[Data records]
- - - - -
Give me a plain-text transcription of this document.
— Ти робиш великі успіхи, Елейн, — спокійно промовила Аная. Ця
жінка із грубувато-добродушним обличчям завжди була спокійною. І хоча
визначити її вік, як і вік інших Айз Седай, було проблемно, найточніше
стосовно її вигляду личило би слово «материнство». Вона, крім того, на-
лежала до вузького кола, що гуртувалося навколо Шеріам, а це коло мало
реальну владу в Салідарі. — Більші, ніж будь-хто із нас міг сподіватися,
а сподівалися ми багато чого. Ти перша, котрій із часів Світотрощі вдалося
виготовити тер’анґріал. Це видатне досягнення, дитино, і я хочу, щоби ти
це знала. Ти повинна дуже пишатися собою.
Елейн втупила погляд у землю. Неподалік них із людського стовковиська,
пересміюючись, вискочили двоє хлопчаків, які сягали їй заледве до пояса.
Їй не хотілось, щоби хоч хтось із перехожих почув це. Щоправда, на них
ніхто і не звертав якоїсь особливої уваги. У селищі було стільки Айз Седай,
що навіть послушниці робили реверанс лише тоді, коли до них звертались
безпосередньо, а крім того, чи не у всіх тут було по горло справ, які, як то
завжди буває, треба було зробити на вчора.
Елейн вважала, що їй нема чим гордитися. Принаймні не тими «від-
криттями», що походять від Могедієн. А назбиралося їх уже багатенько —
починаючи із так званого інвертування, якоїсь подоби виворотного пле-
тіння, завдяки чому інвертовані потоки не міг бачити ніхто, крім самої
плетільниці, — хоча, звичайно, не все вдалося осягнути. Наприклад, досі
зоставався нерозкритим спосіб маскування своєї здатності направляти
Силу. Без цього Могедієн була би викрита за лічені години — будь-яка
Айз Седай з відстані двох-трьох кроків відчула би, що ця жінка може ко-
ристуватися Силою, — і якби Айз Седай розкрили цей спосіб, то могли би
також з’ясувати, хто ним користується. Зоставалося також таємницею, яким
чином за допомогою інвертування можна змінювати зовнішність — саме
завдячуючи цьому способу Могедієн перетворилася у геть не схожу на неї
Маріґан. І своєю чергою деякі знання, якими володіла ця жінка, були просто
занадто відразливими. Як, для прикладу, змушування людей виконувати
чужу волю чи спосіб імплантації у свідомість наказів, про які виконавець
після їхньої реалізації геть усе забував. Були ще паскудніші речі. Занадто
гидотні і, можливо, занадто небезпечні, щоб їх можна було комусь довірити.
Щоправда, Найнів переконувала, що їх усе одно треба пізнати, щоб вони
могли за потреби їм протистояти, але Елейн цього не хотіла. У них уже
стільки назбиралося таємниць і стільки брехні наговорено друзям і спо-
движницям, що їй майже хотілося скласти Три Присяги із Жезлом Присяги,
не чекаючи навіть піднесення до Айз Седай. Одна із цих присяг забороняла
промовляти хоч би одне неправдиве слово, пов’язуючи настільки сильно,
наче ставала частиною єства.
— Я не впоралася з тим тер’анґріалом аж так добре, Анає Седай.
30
- - - - -
▸ Objective: Your task is to quote the listing above word for word.

▸ Output below:
Give me a plain-text transcription of this document.
— Ти робиш великі успіхи, Елейн, — спокійно промовила Аная. Ця
жінка із грубувато-добродушним обличчям завжди була спокійною. І хоча
визначити її вік, як і вік інших Айз Седай, було проблемно, найточніше
стосовно її вигляду личило би слово «материнство». Вона, крім того, на-
лежала до вузького кола, що гуртувалося навколо Шеріам, а це коло мало
реальну владу в Салідарі. — Більші, ніж будь-хто із нас міг сподіватися,
а сподівалися ми багато чого. Ти перша, котрій із часів Світотрощі вдалося
виготовити тер’анґріал. Це видатне досягнення, дитино, і я хочу, щоби ти
це знала. Ти повинна дуже пишатися собою.
Елейн втупила погляд у землю. Неподалік них із людського стовковиська,
пересміюючись, вискочили двоє хлопчаків, які сягали їй заледве до пояса.
Їй не хотілось, щоби хоч хтось із перехожих почув це. Щоправда, на них
ніхто і не звертав якоїсь особливої уваги. У селищі було стільки Айз Седай,
що навіть послушниці робили реверанс лише тоді, коли до них звертались
безпосередньо, а крім того, чи не у всіх тут було по горло справ, які, як то
завжди буває, треба було зробити на вчора.
Елейн вважала, що їй нема чим гордитися. Принаймні не тими «від-
криттями», що походять від Могедієн. А назбиралося їх уже багатенько —
починаючи із так званого інвертування, якоїсь подоби виворотного пле-
тіння, завдяки чому інвертовані потоки не міг бачити ніхто, крім самої
плетільниці, — хоча, звичайно, не все вдалося осягнути. Наприклад, досі
зоставався нерозкритим спосіб маскування своєї здатності направляти
Силу. Без цього Могедієн була би викрита за лічені години — будь-яка
Айз Седай з відстані двох-трьох кроків відчула би, що ця жінка може ко-
ристуватися Силою, — і якби Айз Седай розкрили цей спосіб, то могли би
також з’ясувати, хто ним користується. Зоставалося також таємницею, яким
чином за допомогою інвертування можна змінювати зовнішність — саме
завдячуючи цьому способу Могедієн перетворилася у геть не схожу на неї
Маріґан. І своєю чергою деякі знання, якими володіла ця жінка, були просто
занадто відразливими. Як, для прикладу, змушування людей виконувати
чужу волю чи спосіб імплантації у свідомість наказів, про які виконавець
після їхньої реалізації геть усе забував. Були ще паскудніші речі. Занадто
гидотні і, можливо, занадто небезпечні, щоб їх можна було комусь довірити.
Щоправда, Найнів переконувала, що їх усе одно треба пізнати, щоб вони
могли за потреби їм протистояти, але Елейн цього не хотіла. У них уже
стільки назбиралося таємниць і стільки брехні наговорено друзям і спо-
движницям, що їй майже хотілося скласти Три Присяги із Жезлом Присяги,
не чекаючи навіть піднесення до Айз Седай. Одна із цих присяг забороняла
промовляти хоч би одне неправдиве слово, пов’язуючи настільки сильно,
наче ставала частиною єства.
— Я не впоралася з тим тер’анґріалом аж так добре, Анає Седай.
30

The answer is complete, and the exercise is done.